--- Begin SUPPLIED RECORDS ---

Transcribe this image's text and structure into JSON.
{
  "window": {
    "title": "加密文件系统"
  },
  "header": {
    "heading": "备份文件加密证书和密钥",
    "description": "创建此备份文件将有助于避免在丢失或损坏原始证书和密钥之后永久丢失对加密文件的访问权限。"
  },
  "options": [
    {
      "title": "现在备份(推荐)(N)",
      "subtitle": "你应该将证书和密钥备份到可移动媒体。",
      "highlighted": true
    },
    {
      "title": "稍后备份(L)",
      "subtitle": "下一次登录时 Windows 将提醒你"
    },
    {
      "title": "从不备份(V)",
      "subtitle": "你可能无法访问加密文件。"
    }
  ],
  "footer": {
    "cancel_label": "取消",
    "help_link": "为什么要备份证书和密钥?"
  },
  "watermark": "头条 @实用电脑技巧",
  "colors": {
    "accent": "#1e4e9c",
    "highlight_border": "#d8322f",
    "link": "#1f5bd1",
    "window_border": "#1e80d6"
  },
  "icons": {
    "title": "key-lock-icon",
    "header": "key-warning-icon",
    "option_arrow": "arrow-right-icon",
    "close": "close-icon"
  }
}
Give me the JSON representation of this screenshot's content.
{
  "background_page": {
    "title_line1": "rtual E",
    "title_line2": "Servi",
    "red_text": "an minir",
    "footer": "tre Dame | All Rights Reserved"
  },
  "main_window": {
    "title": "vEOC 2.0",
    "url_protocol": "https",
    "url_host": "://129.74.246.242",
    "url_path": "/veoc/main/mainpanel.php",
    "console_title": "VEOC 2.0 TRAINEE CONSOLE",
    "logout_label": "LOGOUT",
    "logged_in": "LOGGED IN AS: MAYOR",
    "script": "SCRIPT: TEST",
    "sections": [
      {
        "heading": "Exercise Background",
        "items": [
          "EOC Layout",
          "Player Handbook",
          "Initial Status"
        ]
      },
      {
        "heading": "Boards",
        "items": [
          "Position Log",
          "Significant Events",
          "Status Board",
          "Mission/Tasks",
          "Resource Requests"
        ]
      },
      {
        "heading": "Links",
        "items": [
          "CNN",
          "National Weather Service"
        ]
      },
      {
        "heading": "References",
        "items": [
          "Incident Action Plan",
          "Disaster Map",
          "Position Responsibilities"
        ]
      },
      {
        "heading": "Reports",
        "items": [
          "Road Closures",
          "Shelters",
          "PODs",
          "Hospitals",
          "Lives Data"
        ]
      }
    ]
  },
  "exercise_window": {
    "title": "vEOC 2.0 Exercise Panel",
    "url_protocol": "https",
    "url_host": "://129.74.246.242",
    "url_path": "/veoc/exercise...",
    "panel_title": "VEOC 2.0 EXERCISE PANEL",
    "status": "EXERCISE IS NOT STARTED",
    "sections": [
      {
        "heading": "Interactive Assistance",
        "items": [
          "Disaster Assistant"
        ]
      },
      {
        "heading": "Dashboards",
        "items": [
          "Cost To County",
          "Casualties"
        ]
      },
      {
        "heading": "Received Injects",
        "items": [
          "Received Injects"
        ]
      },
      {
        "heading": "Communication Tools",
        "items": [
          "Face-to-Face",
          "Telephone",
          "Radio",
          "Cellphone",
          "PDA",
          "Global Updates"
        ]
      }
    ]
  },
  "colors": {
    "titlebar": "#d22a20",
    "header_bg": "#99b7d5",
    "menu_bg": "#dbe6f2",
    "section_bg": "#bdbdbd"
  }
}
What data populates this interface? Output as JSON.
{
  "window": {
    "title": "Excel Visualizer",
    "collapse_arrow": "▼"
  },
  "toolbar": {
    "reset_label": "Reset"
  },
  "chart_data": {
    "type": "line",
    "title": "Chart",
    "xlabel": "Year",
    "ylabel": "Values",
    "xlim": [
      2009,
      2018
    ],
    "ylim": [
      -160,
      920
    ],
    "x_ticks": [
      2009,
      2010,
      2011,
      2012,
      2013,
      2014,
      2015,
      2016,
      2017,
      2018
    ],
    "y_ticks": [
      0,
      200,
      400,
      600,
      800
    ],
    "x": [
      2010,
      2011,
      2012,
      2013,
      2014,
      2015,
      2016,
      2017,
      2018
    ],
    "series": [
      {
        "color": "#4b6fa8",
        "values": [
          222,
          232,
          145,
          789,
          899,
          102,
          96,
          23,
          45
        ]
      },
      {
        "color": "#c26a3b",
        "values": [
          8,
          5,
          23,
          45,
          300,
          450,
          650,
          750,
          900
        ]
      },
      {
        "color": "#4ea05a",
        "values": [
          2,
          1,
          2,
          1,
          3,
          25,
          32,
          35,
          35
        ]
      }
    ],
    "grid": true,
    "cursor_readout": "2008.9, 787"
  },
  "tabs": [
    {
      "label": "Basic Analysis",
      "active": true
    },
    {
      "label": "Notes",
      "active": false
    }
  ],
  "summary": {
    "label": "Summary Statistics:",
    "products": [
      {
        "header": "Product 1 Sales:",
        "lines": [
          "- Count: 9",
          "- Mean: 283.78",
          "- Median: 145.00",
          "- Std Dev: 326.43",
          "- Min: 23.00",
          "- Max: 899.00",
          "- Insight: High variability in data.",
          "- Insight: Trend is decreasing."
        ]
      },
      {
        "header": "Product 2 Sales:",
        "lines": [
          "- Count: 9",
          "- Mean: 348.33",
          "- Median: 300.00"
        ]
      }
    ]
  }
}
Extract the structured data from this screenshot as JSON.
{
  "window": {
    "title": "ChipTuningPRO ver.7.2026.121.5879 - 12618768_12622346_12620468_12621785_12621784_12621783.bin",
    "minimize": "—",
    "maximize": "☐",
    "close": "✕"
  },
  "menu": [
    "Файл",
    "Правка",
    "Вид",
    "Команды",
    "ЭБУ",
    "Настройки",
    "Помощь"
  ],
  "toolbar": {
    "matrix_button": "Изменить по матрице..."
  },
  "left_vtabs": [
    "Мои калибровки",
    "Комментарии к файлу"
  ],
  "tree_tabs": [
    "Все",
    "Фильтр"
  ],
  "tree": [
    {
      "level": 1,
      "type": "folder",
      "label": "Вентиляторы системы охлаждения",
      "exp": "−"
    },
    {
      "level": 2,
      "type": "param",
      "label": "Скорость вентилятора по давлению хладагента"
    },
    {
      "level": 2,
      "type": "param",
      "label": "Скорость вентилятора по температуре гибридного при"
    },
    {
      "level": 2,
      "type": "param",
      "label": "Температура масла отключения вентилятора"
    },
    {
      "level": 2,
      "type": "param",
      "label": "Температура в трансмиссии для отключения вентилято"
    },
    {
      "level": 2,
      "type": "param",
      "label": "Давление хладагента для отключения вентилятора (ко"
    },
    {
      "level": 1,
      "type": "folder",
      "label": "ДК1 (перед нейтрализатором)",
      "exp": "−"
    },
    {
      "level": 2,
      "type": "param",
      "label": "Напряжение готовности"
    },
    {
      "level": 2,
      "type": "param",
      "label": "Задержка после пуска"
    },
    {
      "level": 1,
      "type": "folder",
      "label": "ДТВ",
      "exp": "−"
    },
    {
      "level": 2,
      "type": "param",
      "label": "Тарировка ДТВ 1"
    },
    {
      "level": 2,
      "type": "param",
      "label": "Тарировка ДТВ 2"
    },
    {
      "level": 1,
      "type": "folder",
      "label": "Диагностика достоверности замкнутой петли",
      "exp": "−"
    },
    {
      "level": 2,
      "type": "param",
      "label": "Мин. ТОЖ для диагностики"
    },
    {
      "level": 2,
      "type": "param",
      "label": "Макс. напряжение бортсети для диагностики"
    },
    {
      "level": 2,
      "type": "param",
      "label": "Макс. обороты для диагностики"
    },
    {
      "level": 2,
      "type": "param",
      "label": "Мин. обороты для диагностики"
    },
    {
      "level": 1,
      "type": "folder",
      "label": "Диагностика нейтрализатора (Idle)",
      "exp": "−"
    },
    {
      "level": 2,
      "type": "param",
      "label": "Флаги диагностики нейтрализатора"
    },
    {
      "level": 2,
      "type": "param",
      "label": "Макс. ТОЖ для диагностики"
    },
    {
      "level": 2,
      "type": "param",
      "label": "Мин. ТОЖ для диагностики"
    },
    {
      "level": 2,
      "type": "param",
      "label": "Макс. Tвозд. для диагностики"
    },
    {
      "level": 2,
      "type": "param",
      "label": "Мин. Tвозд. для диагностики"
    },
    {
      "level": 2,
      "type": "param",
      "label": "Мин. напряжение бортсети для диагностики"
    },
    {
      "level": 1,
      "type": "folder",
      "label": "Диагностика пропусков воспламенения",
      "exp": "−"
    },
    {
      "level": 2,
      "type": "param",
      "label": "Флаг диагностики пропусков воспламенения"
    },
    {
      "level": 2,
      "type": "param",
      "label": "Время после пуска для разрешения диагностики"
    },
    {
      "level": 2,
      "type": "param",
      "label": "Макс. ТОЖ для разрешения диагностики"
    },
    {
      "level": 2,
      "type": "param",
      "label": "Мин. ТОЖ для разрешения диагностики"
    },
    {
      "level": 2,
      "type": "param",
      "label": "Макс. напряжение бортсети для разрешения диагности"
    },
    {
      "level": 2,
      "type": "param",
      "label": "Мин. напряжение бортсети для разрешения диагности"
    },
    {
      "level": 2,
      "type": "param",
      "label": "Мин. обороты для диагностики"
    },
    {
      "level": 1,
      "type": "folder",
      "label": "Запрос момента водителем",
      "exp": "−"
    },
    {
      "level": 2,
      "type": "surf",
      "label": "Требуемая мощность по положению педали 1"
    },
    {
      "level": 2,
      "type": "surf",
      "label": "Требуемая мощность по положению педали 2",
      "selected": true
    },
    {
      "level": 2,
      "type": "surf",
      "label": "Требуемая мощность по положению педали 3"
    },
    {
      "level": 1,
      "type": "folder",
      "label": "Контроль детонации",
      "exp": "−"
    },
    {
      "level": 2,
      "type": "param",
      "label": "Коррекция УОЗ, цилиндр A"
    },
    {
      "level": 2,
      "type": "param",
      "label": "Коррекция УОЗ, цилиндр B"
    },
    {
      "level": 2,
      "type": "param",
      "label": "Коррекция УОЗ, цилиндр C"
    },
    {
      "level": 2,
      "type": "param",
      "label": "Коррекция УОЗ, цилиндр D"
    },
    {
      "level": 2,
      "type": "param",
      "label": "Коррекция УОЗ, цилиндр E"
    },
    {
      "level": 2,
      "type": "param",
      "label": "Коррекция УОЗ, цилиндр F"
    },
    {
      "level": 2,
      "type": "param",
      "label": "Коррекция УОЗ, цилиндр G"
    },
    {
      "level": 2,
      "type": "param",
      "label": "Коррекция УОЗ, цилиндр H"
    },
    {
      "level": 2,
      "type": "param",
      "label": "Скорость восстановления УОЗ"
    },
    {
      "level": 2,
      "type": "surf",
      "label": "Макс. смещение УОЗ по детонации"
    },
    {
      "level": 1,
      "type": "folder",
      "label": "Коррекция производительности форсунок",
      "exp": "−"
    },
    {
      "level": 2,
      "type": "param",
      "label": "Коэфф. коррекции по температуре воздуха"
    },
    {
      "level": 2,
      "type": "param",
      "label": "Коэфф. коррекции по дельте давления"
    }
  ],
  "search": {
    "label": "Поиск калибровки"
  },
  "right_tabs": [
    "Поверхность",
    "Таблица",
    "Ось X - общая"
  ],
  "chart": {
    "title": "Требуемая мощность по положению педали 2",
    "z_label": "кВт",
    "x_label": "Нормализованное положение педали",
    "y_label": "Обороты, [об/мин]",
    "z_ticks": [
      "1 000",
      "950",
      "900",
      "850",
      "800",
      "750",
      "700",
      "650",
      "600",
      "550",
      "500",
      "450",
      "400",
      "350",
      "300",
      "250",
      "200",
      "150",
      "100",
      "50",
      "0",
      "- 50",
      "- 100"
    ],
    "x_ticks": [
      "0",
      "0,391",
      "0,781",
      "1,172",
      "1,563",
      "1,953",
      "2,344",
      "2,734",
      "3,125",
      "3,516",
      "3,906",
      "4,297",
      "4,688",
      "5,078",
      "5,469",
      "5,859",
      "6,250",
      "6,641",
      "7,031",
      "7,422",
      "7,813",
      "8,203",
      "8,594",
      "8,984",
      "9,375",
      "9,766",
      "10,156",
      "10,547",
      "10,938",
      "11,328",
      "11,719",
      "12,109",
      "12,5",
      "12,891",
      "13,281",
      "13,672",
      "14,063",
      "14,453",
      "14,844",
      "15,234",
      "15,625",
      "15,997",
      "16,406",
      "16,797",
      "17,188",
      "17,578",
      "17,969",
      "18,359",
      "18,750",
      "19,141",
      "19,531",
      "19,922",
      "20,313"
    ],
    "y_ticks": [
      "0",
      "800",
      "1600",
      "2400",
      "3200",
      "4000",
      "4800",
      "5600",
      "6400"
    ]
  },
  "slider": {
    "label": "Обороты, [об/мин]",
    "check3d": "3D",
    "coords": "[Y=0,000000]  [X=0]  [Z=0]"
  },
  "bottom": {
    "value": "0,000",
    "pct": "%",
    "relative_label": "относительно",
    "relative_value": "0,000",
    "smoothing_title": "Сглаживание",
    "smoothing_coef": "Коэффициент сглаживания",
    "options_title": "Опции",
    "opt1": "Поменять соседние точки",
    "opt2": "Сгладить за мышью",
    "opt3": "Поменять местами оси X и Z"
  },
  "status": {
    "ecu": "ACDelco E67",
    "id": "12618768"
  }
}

--- End SUPPLIED RECORDS ---

• _WHAT YOU NEED TO DO_
From the data above, show each line that contains "Коррекция".

• _ANSWER TO THIS EXERCISE_
      "label": "Коррекция УОЗ, цилиндр A"
      "label": "Коррекция УОЗ, цилиндр B"
      "label": "Коррекция УОЗ, цилиндр C"
      "label": "Коррекция УОЗ, цилиндр D"
      "label": "Коррекция УОЗ, цилиндр E"
      "label": "Коррекция УОЗ, цилиндр F"
      "label": "Коррекция УОЗ, цилиндр G"
      "label": "Коррекция УОЗ, цилиндр H"
      "label": "Коррекция производительности форсунок",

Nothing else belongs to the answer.